Instructions for the task:
Scan the lines below; pull out those with "online".

(Dataset records on visual material)
──────────────────────────────
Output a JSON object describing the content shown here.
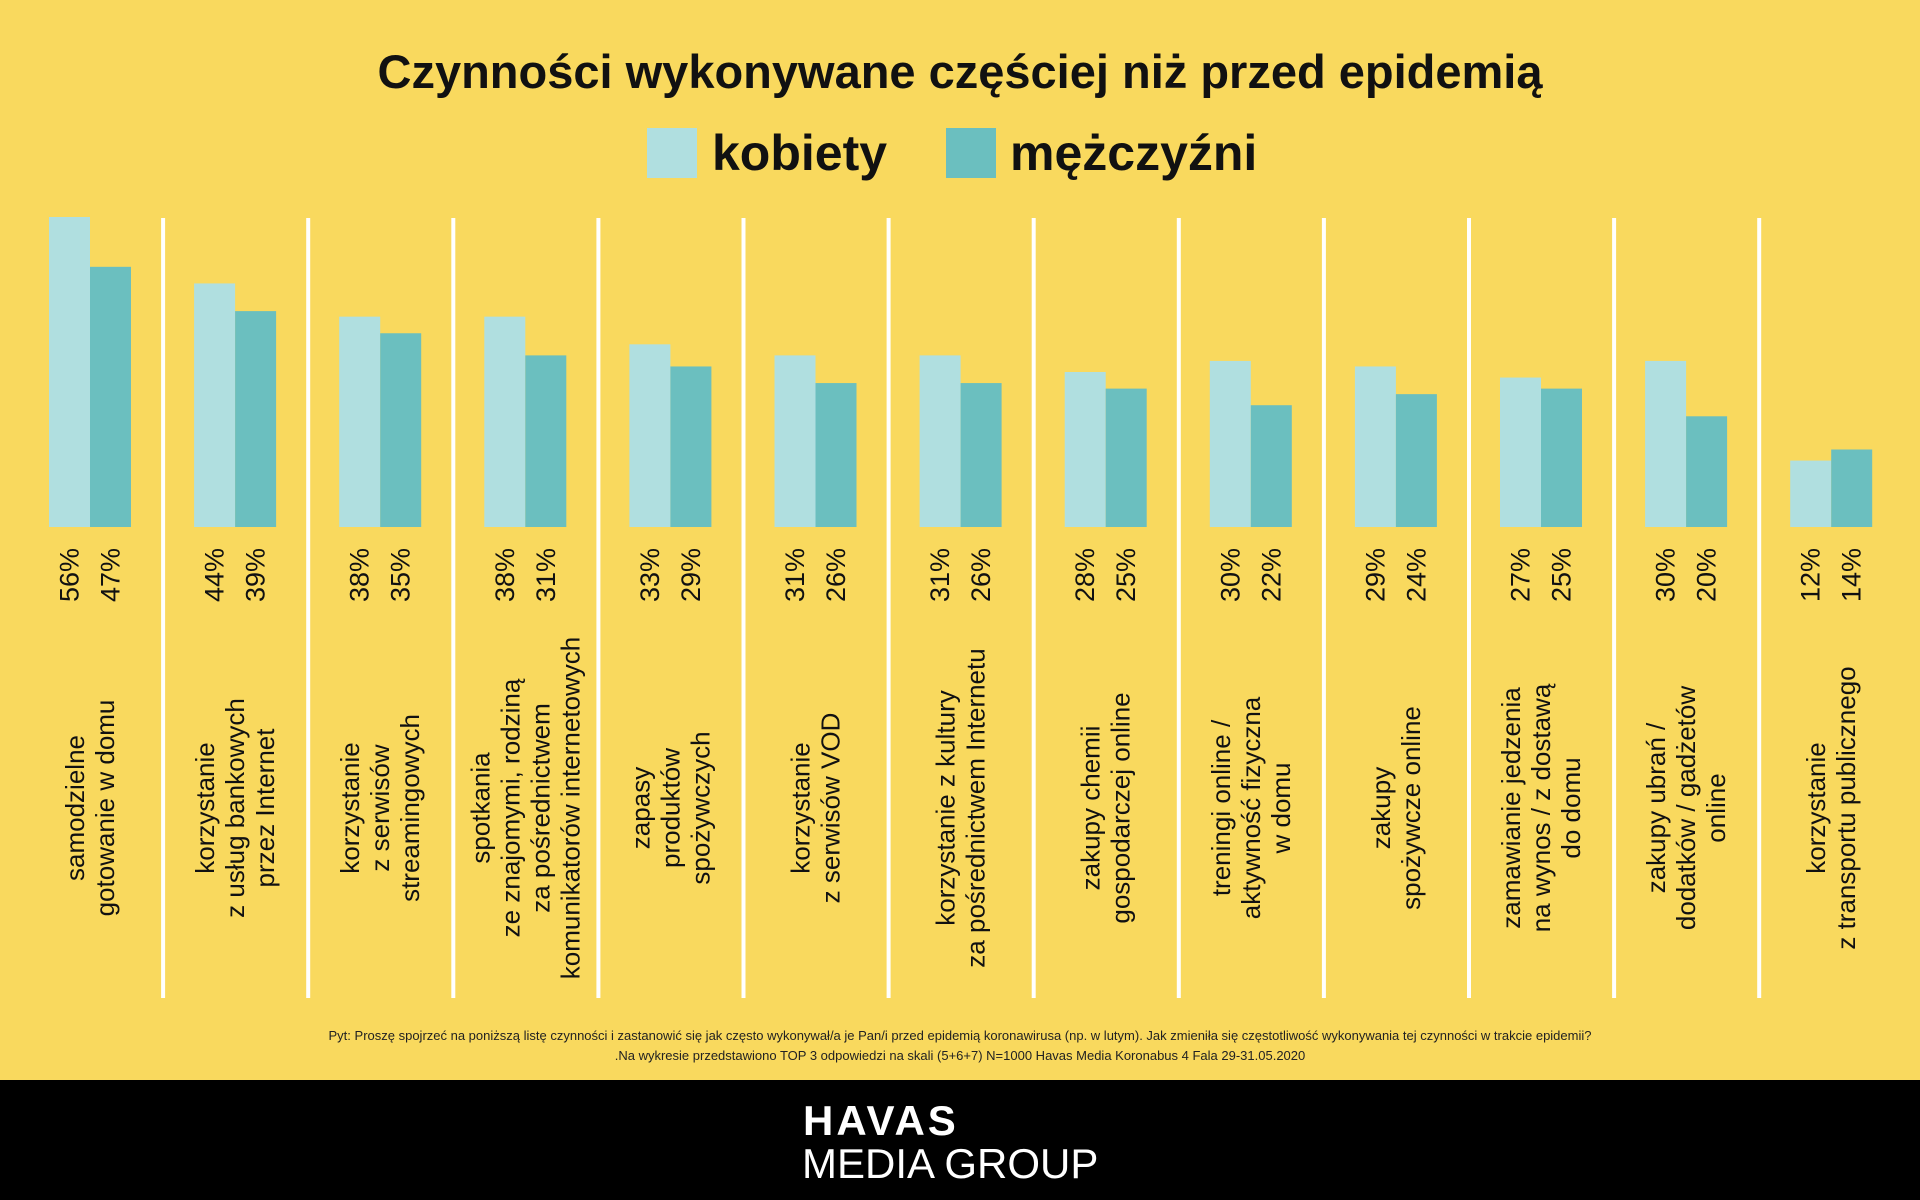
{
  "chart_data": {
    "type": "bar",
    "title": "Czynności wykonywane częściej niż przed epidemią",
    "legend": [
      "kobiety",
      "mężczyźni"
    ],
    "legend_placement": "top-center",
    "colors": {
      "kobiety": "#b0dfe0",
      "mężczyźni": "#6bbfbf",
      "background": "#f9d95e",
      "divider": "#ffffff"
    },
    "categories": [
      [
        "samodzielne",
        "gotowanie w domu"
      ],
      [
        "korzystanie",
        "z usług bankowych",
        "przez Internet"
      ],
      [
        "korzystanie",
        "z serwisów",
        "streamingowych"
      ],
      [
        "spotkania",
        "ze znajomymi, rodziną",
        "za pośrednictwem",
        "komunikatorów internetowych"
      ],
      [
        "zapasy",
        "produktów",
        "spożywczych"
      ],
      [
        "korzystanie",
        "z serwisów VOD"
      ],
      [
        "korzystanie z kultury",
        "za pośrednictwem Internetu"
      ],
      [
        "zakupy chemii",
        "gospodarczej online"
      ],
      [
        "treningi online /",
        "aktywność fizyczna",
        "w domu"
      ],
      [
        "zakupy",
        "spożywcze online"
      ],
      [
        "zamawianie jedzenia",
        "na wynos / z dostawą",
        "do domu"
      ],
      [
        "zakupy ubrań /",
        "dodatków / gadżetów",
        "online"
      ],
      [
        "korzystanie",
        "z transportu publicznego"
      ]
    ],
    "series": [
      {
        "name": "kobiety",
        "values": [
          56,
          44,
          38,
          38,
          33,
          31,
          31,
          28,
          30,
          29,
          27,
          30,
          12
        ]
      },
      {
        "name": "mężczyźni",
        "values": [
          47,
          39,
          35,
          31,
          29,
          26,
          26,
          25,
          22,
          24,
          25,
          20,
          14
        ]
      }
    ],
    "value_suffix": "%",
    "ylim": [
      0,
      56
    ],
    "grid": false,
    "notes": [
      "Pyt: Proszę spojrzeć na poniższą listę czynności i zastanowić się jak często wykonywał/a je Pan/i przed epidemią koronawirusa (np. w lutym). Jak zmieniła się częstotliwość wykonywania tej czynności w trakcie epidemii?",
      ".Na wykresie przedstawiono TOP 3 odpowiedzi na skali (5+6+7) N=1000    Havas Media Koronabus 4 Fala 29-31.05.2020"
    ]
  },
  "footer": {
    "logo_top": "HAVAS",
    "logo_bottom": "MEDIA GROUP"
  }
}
──────────────────────────────
Finished exercise:
        "gospodarczej online"
        "treningi online /",
        "spożywcze online"
        "online"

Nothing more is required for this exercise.